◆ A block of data
**********
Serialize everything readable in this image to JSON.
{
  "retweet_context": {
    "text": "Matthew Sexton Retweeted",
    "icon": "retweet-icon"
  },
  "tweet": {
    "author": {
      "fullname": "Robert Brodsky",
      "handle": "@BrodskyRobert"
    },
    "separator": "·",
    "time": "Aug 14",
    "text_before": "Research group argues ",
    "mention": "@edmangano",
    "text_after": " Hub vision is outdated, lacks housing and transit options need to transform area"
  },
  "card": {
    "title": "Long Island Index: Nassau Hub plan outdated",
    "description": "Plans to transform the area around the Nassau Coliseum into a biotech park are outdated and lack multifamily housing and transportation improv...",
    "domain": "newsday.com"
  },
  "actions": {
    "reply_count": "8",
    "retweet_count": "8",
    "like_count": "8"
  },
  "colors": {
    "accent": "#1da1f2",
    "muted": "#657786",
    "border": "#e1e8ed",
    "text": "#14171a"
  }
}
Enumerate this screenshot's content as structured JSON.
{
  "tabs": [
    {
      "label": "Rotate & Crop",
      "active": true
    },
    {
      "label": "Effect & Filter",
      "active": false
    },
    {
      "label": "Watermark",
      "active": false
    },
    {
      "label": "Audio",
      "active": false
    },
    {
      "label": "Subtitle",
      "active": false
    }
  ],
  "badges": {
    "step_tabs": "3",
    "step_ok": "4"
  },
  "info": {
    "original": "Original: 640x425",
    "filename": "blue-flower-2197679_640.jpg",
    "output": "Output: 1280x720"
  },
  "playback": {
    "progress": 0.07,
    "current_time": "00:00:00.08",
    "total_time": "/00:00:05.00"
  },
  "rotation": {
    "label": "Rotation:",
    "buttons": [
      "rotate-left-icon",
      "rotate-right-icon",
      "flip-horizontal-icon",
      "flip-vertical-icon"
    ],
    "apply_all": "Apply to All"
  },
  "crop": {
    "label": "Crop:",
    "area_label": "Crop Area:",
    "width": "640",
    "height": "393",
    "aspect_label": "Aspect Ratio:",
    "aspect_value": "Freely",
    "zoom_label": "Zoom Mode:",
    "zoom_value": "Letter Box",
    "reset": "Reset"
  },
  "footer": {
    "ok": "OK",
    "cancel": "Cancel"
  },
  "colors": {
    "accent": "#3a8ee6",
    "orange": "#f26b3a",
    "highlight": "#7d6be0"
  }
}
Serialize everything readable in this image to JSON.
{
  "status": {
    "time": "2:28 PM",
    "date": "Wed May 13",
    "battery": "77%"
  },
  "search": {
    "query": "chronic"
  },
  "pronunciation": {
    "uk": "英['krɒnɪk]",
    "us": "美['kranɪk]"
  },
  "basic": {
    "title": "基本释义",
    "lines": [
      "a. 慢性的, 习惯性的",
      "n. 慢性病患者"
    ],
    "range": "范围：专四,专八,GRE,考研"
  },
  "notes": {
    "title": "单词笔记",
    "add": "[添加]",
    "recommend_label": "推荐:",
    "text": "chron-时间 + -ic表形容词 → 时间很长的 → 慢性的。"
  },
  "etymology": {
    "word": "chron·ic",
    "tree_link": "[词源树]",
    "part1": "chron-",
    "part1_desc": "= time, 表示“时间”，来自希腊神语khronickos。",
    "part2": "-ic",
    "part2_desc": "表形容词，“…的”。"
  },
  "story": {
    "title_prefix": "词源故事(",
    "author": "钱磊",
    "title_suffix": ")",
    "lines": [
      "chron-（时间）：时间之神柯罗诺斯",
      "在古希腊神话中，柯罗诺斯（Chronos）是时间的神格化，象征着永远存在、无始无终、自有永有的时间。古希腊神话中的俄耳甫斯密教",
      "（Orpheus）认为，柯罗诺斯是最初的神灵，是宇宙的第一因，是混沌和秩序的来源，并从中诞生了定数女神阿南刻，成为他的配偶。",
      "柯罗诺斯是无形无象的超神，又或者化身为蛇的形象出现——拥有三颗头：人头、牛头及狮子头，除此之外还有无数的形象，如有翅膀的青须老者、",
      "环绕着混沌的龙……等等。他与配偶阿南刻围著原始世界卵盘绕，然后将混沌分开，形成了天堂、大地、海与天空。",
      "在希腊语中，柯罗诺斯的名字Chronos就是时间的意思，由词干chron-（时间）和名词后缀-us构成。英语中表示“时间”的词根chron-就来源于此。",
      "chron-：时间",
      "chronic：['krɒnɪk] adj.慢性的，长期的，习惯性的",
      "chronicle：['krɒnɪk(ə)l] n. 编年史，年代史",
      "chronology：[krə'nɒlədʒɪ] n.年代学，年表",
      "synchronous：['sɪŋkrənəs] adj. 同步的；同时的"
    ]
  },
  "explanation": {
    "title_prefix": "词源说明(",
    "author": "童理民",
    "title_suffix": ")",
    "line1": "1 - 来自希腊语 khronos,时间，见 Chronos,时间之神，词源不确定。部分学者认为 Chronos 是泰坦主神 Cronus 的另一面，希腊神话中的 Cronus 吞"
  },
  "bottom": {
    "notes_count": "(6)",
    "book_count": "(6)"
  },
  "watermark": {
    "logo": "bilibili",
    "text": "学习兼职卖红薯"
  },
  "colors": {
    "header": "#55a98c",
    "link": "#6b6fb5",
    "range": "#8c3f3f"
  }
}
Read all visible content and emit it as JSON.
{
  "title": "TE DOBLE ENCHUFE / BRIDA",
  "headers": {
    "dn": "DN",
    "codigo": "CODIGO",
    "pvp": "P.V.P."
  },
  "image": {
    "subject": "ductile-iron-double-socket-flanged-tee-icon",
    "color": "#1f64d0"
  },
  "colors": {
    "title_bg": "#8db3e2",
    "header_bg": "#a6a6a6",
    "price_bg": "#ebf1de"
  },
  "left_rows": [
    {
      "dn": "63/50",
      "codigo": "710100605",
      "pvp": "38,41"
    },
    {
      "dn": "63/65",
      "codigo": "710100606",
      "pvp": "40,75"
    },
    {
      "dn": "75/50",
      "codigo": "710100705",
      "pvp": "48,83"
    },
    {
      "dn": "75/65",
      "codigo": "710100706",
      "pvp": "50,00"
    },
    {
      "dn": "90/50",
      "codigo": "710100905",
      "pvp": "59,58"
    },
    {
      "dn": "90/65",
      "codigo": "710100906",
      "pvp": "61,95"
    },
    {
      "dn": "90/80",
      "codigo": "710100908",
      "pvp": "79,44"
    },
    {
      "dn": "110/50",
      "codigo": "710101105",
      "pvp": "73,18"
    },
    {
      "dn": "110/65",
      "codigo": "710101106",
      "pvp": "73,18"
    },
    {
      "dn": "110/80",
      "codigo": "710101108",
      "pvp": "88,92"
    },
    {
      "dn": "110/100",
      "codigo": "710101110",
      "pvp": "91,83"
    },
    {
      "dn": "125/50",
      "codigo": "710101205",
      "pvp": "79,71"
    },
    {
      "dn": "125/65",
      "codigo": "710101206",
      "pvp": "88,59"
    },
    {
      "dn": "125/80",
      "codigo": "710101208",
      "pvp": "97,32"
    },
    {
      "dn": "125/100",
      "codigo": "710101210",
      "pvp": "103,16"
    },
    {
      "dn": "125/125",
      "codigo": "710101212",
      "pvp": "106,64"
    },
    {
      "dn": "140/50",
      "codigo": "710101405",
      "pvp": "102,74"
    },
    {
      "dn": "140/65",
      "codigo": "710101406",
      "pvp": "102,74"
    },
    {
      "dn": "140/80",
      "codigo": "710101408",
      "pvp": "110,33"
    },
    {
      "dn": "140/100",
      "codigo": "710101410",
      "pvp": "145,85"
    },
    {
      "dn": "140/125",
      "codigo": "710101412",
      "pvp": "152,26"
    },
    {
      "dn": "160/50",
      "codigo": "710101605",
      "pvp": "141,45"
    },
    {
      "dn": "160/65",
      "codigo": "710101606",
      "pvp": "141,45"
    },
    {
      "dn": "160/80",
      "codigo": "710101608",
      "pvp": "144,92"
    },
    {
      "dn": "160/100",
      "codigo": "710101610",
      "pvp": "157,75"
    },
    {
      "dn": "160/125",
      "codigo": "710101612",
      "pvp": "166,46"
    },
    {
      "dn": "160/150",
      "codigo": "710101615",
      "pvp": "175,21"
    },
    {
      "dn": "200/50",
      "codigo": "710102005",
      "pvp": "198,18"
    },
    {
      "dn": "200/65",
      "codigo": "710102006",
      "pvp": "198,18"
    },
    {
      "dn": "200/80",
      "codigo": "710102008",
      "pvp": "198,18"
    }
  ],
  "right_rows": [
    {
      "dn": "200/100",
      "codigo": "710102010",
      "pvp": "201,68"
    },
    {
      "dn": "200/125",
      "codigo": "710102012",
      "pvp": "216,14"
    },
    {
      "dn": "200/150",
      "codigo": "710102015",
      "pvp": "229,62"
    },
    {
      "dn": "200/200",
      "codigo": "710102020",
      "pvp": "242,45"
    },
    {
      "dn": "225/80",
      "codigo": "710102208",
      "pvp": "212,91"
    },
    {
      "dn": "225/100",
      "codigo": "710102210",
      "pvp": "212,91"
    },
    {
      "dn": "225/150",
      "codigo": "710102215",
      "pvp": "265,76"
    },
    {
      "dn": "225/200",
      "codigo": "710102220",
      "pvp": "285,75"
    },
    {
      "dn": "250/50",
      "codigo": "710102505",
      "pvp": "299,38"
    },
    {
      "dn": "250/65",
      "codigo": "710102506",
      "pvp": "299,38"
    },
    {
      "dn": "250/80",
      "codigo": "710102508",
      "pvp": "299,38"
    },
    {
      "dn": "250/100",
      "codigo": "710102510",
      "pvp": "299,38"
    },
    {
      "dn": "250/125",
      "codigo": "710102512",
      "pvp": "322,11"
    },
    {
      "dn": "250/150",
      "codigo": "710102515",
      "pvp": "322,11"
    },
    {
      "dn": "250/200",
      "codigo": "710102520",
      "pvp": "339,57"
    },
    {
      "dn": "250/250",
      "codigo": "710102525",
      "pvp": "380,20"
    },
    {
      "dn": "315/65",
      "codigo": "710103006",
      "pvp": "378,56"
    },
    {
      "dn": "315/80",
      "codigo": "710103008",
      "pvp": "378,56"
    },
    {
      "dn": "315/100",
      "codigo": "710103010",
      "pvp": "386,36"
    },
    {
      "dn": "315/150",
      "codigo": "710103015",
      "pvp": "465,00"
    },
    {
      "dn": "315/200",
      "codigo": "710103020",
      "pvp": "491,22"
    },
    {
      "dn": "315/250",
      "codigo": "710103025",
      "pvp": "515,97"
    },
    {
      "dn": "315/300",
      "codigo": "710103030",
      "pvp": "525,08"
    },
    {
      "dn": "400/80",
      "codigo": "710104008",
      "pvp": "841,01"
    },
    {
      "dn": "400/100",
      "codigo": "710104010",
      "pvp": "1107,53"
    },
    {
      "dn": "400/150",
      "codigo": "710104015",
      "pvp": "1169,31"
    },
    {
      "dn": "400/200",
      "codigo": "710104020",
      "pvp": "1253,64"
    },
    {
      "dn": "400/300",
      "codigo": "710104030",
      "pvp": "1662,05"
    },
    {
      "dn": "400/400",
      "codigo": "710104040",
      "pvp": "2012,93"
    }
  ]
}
**********
◆ Aim of the exercise
The word "flip" appears in how many lines of the records? Give the number only.

◆ Solution to this problem
2